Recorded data
------------------------------------

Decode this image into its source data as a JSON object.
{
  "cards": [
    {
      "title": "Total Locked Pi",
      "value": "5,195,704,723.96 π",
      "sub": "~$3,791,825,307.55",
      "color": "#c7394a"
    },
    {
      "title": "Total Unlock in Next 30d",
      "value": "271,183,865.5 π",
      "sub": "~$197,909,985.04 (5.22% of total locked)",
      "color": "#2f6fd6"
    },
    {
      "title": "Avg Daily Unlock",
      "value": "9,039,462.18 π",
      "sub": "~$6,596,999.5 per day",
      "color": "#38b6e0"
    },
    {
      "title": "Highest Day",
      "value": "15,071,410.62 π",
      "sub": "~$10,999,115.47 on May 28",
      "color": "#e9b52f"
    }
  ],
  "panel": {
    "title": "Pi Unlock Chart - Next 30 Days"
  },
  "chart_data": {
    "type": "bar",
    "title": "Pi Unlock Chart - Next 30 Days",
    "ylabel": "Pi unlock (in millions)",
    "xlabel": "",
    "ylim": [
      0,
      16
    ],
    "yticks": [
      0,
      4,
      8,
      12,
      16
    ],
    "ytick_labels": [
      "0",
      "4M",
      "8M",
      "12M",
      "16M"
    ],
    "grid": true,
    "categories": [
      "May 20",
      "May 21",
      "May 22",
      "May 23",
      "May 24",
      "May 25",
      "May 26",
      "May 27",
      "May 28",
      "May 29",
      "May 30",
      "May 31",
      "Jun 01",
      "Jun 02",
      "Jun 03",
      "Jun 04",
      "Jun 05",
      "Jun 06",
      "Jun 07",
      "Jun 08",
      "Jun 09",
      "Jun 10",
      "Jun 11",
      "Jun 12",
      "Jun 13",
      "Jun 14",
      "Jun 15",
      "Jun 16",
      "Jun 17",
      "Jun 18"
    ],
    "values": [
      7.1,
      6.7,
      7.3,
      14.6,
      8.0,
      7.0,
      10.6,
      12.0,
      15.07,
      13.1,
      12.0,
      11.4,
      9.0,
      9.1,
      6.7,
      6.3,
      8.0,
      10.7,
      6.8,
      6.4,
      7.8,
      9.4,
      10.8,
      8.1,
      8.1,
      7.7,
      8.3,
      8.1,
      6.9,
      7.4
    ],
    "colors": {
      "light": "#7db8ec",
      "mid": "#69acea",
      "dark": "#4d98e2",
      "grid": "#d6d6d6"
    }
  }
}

------------------------------------

### [What to work on]
Identify each line of the material where the word "Next" shows up, and copy it.

### [Result]
      "title": "Total Unlock in Next 30d",
    "title": "Pi Unlock Chart - Next 30 Days"
    "title": "Pi Unlock Chart - Next 30 Days",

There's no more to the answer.